Requirements ▸
Filter the entries, keeping every line with the word "pricing".
Provided records start
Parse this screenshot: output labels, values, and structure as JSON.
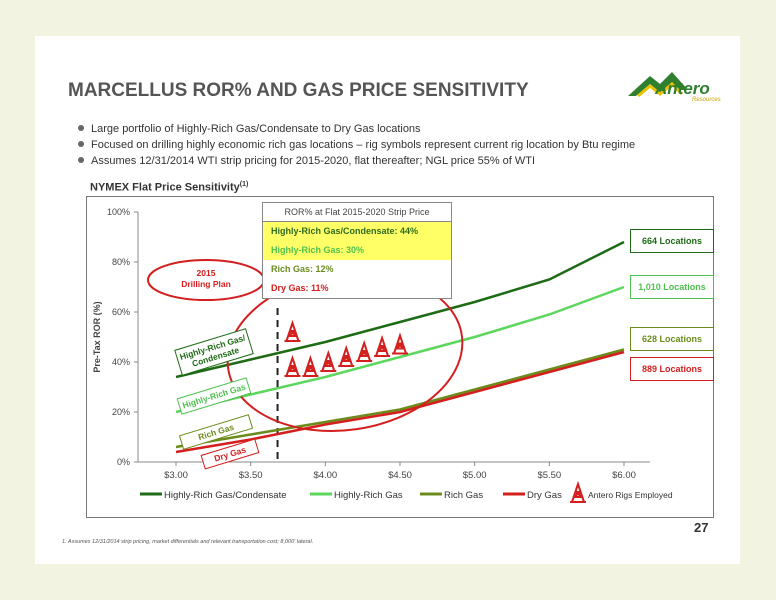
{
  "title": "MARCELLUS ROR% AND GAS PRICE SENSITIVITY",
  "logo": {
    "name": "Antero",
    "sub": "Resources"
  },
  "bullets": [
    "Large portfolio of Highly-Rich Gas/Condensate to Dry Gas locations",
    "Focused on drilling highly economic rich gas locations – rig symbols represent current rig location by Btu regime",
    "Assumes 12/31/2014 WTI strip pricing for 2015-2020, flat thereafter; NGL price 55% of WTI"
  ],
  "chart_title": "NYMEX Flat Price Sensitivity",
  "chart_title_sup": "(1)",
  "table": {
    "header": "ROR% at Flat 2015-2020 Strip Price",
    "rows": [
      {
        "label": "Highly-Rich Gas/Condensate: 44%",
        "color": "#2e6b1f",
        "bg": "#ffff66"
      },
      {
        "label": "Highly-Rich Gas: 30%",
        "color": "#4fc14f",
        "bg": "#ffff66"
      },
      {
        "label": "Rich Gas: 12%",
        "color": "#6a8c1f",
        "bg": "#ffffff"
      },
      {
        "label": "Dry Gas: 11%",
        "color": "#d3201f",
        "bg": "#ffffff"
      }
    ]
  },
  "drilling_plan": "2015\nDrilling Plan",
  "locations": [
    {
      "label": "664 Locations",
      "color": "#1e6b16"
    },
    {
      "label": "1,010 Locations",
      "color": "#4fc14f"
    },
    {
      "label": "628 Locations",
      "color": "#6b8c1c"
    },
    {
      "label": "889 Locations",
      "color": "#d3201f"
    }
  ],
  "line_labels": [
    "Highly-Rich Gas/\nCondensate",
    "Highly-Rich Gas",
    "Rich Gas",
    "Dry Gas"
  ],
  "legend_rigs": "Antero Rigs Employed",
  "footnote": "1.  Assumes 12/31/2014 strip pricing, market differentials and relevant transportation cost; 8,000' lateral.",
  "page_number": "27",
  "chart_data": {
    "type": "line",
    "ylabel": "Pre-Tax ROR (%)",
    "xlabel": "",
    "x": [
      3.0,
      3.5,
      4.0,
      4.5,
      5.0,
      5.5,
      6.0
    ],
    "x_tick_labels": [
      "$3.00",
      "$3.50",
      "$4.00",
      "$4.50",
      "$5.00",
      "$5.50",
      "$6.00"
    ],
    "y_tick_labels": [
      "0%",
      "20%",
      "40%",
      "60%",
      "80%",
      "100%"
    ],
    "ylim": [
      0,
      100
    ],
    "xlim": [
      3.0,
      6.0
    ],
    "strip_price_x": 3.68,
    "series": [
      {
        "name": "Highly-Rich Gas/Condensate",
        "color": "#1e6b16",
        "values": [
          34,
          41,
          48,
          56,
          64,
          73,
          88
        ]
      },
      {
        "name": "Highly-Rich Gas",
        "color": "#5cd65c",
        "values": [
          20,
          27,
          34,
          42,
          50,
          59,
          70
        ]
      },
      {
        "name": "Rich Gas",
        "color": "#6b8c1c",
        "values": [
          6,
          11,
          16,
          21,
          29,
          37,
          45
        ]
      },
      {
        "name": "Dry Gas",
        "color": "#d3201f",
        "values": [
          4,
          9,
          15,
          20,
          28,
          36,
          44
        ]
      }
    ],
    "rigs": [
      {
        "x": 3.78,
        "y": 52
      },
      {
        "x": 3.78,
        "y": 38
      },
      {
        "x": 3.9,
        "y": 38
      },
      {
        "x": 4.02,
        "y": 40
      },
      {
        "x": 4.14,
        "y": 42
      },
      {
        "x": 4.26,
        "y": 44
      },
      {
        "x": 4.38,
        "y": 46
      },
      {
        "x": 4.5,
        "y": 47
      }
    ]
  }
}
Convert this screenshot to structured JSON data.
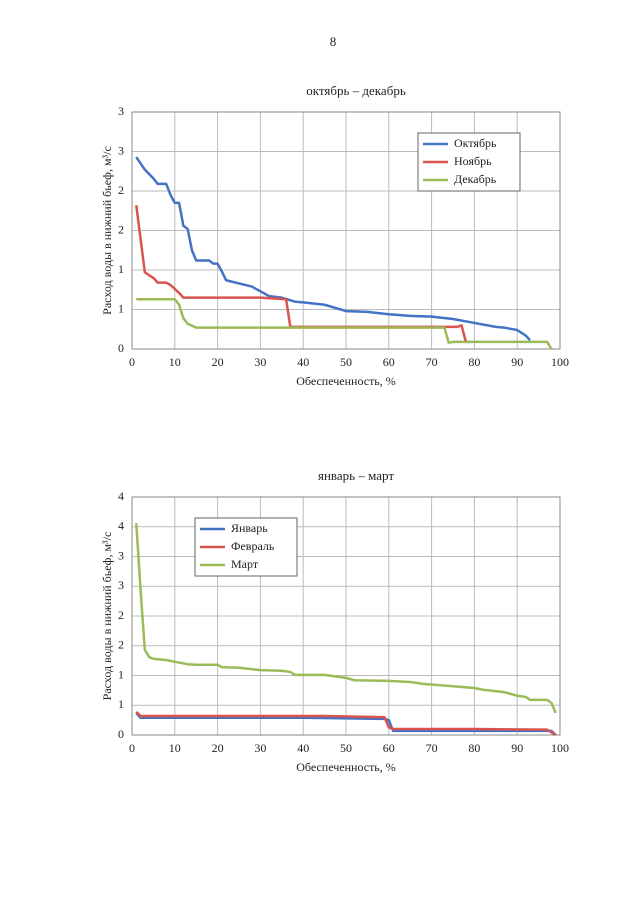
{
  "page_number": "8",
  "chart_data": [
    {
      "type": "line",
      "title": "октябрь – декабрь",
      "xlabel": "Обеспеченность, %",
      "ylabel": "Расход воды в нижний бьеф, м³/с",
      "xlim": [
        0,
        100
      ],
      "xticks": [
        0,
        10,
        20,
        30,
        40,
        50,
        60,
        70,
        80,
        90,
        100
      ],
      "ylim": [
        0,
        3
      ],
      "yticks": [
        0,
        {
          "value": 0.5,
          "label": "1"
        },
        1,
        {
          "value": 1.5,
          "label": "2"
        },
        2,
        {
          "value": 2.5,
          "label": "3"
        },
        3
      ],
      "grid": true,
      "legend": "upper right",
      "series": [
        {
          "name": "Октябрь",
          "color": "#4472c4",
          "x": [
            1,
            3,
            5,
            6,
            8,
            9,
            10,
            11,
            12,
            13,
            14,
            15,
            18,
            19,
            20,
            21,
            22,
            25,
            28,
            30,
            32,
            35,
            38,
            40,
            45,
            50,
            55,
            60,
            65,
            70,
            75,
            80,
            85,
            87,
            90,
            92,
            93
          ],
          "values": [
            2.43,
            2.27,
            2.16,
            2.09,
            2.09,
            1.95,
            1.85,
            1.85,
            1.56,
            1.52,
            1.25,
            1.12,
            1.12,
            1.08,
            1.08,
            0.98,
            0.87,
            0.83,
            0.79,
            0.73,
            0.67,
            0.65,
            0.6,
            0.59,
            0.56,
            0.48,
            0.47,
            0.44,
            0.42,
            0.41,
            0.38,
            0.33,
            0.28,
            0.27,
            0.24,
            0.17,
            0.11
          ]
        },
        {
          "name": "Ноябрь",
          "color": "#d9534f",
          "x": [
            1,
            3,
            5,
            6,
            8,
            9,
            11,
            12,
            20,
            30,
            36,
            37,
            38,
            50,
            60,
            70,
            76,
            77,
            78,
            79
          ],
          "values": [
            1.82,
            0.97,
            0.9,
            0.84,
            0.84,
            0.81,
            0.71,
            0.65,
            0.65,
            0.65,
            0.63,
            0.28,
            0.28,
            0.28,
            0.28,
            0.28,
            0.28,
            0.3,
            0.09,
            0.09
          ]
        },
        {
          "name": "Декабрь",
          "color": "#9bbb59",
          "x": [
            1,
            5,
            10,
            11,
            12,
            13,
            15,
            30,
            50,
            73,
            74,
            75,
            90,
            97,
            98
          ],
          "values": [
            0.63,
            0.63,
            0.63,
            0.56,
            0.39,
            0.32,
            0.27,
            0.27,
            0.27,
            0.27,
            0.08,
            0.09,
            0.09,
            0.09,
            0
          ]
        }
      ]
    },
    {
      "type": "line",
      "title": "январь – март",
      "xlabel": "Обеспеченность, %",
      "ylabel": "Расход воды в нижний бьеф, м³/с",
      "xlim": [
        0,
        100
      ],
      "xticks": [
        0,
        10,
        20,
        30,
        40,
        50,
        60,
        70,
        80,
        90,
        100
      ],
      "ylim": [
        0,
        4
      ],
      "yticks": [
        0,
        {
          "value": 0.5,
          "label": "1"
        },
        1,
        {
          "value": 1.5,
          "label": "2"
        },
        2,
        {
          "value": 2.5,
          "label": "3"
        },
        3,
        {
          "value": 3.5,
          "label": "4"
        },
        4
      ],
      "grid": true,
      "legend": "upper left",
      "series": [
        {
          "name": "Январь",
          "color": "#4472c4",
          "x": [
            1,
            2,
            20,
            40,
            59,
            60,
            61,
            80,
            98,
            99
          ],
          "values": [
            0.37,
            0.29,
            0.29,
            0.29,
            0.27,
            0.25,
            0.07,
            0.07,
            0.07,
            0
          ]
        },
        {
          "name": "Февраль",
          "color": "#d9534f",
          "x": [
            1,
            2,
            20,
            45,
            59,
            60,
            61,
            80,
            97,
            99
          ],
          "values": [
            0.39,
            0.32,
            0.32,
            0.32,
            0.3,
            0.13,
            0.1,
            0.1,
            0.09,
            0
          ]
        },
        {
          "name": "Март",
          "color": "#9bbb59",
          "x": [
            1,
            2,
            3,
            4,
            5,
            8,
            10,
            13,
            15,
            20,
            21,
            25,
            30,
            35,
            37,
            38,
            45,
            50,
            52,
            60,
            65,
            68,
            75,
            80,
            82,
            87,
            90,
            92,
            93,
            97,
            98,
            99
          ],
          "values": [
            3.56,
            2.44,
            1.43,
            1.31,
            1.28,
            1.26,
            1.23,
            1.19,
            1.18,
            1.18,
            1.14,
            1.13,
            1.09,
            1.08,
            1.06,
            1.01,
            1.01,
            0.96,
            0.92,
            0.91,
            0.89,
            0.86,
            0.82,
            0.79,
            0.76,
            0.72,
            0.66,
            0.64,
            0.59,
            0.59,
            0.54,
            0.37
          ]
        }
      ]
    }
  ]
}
Provided records end
Complete output ▸
    "Assumes 12/31/2014 WTI strip pricing for 2015-2020, flat thereafter; NGL price 55% of WTI"
  "footnote": "1.  Assumes 12/31/2014 strip pricing, market differentials and relevant transportation cost; 8,000' lateral.",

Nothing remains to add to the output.